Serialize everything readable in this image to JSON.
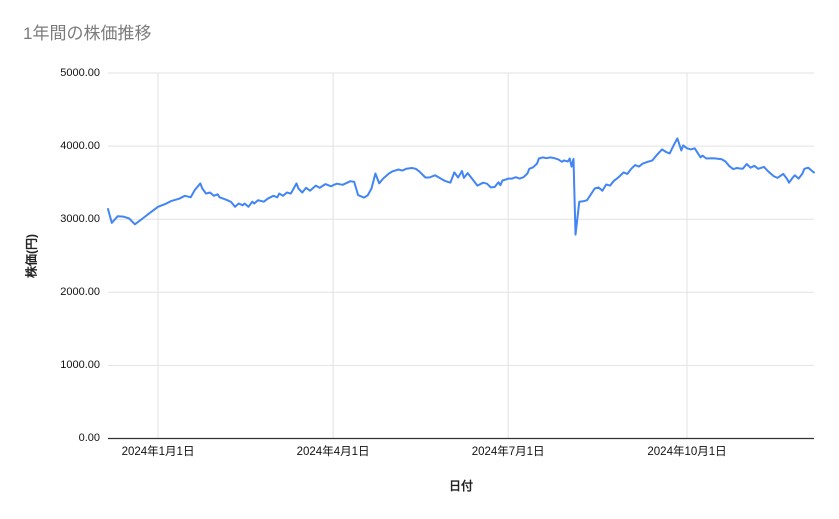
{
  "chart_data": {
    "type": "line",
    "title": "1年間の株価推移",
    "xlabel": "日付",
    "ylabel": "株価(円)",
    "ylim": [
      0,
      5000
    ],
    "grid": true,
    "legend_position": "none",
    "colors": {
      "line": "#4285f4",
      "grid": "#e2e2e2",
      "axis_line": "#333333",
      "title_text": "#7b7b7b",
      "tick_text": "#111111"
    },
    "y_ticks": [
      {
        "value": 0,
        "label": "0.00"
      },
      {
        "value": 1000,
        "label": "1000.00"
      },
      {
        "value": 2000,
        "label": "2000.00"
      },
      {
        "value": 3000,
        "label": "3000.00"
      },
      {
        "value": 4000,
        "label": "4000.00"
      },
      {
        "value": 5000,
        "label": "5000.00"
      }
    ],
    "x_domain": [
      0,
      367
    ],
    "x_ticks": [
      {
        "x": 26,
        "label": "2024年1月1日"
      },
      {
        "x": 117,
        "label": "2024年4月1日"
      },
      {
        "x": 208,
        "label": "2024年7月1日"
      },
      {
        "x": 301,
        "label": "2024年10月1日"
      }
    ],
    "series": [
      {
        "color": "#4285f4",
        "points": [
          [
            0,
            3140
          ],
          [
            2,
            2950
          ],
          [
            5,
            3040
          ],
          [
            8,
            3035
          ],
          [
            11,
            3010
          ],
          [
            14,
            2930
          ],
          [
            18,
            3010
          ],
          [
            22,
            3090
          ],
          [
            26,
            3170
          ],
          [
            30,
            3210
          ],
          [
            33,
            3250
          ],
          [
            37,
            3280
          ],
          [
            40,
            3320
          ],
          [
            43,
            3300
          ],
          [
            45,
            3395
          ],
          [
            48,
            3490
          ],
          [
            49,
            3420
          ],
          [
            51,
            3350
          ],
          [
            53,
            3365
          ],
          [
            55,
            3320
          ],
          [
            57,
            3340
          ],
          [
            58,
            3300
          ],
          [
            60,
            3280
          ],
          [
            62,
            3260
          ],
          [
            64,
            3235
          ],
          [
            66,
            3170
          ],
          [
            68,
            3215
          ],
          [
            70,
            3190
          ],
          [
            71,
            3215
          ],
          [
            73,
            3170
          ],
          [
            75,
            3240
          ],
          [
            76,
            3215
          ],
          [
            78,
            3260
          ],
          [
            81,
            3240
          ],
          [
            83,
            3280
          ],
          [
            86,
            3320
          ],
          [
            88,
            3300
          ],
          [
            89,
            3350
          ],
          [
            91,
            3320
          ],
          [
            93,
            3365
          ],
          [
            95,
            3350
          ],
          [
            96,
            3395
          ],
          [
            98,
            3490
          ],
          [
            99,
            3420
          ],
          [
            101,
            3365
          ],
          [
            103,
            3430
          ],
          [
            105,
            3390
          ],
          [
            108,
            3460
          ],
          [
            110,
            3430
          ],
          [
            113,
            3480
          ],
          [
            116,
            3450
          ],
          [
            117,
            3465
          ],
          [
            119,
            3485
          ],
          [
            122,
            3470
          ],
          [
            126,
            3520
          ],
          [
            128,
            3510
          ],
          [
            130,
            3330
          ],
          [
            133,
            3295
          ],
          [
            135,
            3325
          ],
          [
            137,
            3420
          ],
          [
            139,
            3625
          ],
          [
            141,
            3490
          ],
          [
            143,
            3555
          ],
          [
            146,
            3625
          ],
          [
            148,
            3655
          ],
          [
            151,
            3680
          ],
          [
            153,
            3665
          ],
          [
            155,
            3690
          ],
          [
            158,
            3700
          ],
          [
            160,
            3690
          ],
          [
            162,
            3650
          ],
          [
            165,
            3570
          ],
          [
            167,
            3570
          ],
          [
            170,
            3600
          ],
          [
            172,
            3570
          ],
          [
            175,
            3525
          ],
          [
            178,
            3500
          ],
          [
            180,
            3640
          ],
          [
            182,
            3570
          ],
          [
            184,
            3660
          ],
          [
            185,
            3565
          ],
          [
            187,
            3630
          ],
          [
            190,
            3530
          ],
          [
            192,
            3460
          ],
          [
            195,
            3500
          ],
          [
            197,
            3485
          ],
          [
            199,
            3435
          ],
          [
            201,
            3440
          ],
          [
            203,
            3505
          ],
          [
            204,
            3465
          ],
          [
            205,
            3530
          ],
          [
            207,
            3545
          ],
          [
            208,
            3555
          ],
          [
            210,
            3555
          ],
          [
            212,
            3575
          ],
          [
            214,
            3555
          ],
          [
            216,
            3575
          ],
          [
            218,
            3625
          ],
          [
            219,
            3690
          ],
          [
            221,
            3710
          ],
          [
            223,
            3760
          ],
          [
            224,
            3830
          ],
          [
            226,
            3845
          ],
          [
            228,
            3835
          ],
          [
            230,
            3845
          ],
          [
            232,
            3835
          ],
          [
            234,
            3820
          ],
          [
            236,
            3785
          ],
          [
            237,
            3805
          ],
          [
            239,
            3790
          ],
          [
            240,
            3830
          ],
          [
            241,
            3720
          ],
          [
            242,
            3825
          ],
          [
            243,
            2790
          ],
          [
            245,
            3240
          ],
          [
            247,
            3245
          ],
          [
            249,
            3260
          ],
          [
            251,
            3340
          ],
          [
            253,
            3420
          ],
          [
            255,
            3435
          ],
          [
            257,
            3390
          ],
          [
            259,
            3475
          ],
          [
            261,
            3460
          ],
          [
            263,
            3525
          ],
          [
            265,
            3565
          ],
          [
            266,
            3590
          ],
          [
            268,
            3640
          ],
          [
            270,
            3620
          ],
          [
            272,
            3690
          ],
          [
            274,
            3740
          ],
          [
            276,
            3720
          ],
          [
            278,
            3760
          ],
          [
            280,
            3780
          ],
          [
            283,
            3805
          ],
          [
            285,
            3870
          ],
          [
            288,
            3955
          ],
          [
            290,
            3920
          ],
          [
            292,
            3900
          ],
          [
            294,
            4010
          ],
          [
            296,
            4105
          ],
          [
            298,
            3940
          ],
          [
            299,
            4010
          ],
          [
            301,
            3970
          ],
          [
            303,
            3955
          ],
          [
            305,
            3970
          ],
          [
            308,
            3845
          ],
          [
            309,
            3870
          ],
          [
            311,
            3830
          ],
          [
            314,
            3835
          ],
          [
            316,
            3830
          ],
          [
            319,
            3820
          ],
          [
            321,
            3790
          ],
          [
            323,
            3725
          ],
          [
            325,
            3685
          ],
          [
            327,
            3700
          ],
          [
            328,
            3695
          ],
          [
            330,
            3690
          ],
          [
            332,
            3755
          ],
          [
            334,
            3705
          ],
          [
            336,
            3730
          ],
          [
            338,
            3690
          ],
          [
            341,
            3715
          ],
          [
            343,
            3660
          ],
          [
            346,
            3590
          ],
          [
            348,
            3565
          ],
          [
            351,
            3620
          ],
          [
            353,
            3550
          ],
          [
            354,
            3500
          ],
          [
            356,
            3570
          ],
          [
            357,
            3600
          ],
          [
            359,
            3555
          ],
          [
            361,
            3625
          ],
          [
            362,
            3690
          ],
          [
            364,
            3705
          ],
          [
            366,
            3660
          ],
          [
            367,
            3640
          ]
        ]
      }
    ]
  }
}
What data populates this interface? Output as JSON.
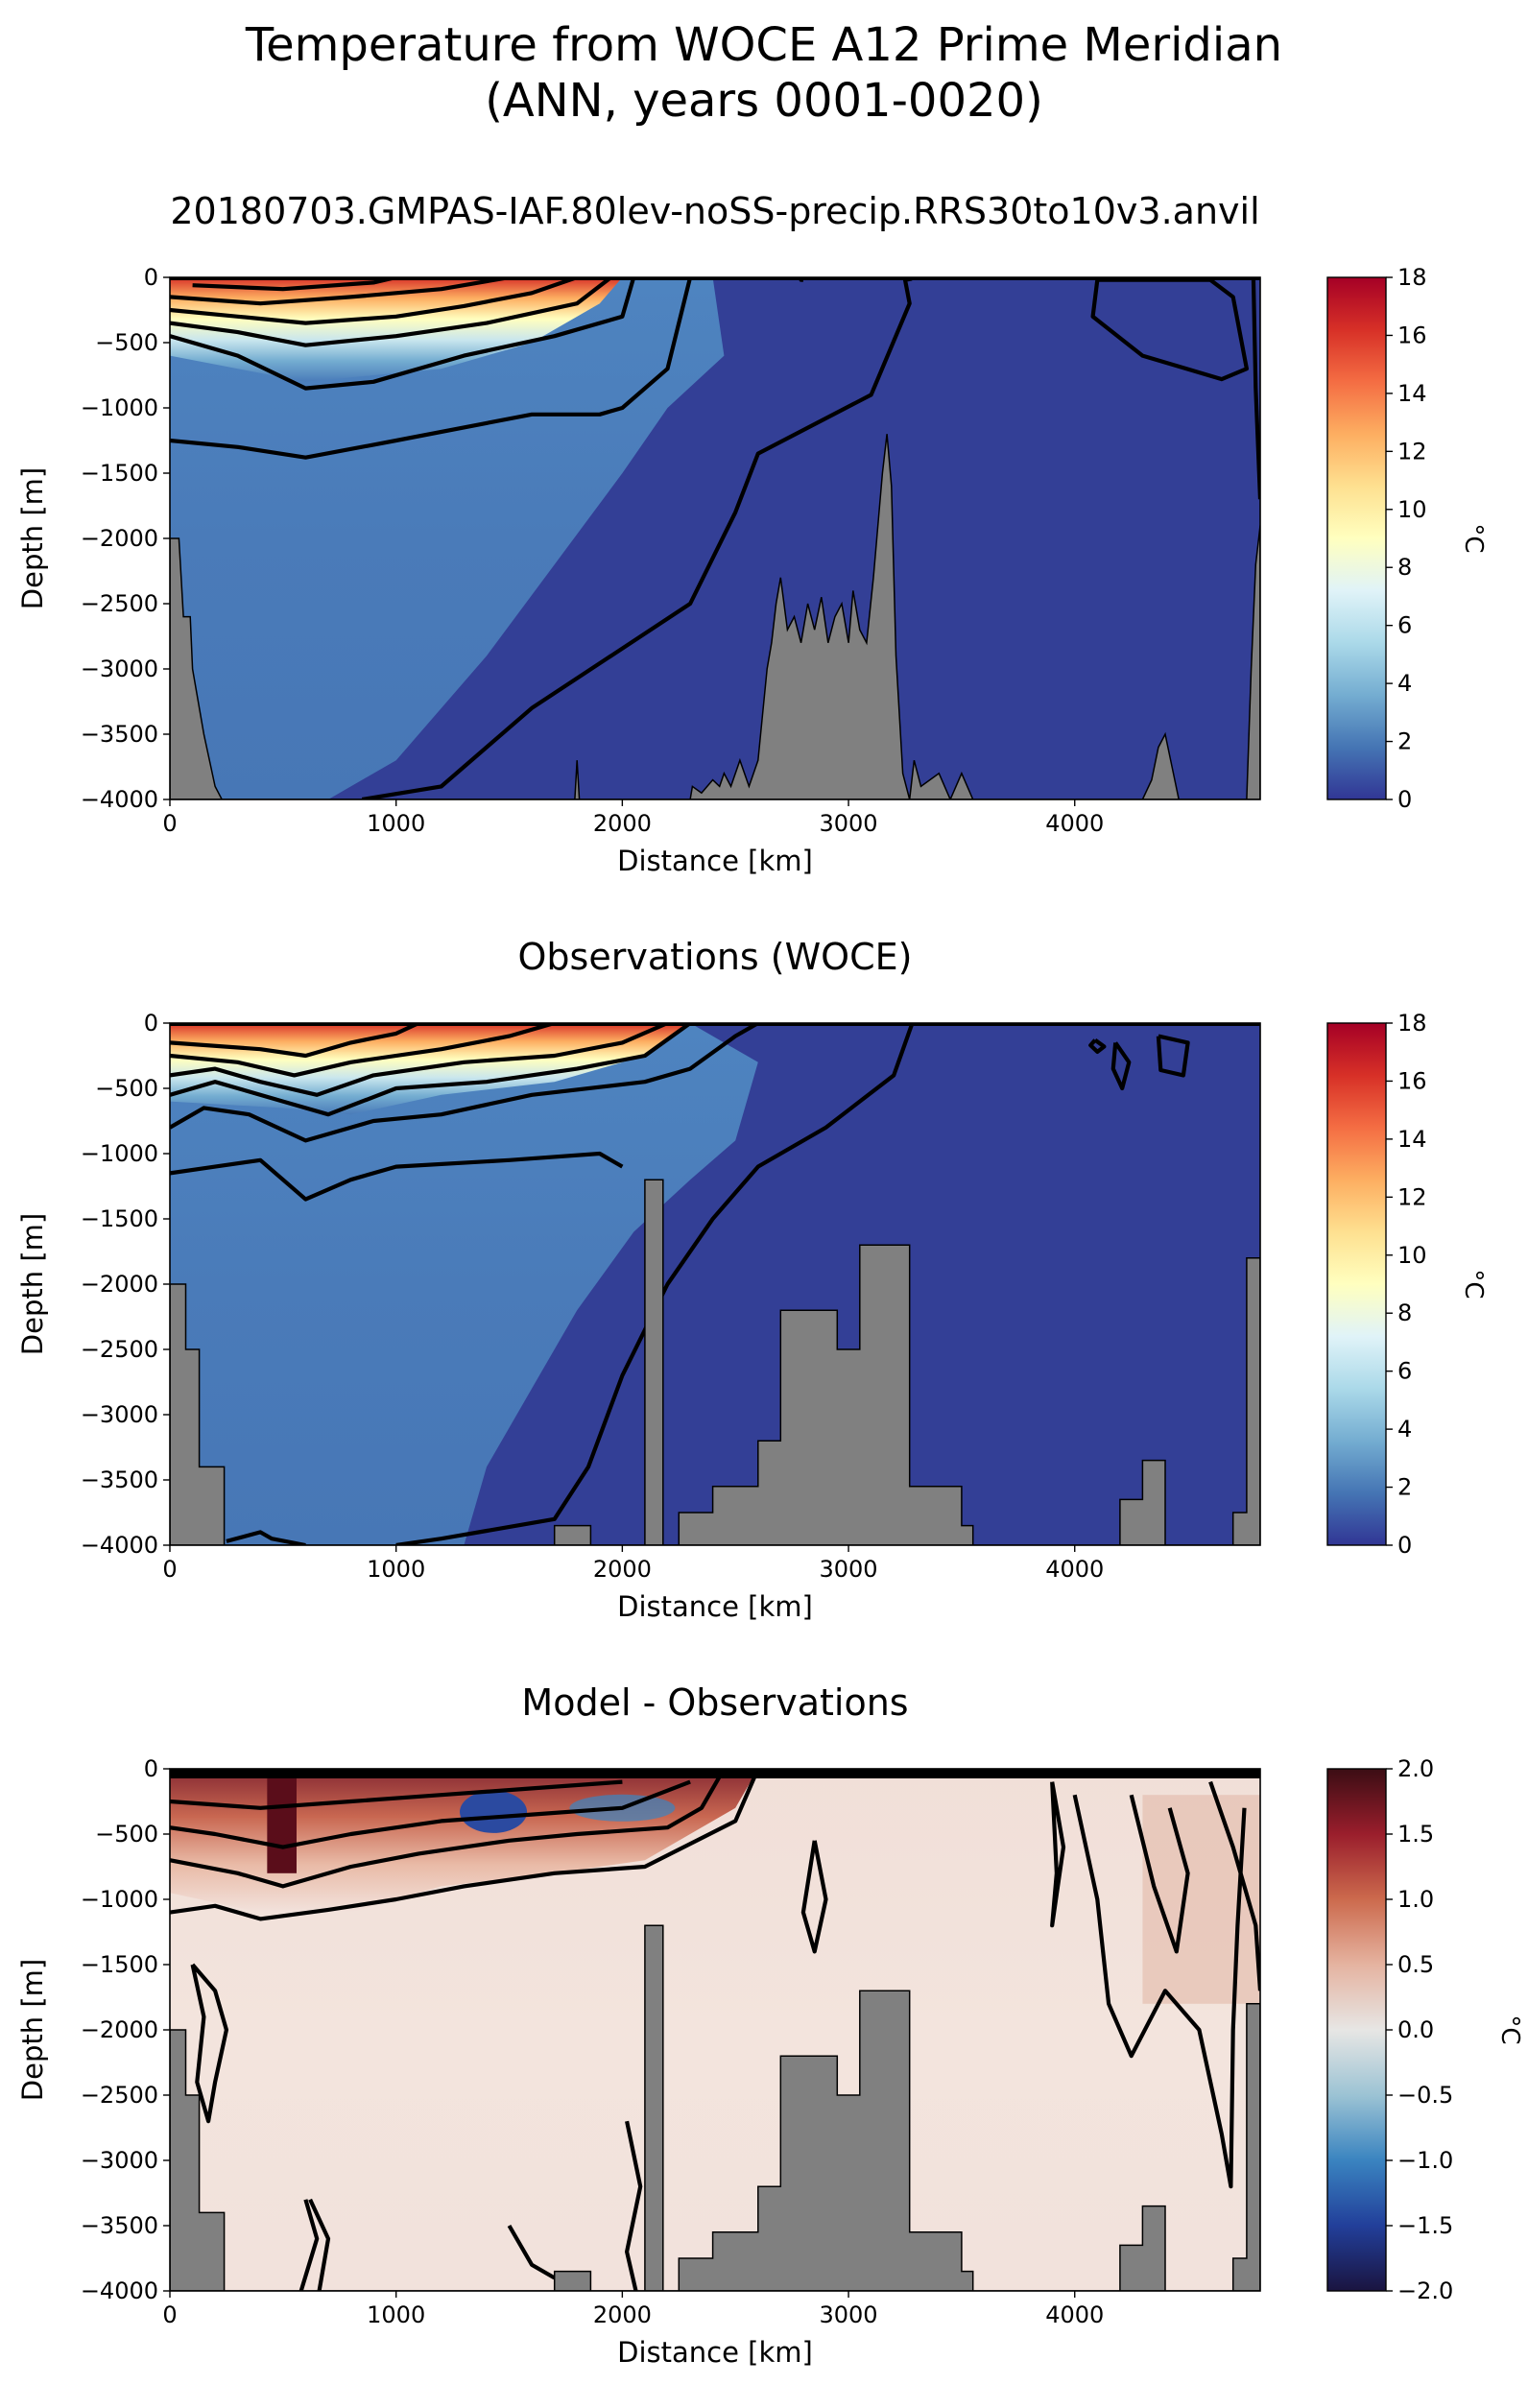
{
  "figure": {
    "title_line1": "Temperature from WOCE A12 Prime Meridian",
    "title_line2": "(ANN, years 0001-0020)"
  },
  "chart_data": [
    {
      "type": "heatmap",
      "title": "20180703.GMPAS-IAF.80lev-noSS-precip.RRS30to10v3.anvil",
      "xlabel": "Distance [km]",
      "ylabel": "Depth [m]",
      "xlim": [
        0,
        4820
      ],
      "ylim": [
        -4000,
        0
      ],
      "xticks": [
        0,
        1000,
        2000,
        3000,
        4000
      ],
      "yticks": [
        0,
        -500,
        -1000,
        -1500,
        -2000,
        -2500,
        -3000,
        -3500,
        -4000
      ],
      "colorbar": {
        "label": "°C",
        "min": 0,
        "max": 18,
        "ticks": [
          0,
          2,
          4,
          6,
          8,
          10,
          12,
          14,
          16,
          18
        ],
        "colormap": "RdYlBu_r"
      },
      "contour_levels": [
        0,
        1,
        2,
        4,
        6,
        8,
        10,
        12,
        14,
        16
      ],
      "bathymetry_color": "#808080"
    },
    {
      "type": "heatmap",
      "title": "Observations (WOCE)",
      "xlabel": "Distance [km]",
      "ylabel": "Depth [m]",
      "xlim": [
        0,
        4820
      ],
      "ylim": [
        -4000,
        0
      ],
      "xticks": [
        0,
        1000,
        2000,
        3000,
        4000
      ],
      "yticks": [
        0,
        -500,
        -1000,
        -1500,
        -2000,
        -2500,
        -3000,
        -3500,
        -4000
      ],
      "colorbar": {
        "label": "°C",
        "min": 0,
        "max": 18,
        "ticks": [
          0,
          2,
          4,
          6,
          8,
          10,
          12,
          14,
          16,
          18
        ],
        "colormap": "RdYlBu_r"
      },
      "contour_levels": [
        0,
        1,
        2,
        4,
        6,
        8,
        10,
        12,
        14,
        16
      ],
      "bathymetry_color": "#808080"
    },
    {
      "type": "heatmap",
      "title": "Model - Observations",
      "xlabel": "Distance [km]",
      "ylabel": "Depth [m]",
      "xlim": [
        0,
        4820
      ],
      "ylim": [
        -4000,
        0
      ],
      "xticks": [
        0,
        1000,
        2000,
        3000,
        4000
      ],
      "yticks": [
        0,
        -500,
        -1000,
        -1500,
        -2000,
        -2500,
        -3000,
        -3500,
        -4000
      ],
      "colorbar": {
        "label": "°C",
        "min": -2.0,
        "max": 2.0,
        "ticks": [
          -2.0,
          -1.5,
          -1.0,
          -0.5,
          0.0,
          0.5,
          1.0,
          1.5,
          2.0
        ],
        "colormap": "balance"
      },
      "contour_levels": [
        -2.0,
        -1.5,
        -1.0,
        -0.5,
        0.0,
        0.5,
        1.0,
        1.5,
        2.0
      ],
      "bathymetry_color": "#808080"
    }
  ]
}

**PROBLEM TO WORK ON**. State, as a number only, how many lines in the entries include "value".

**TASK SOLUTION**. 6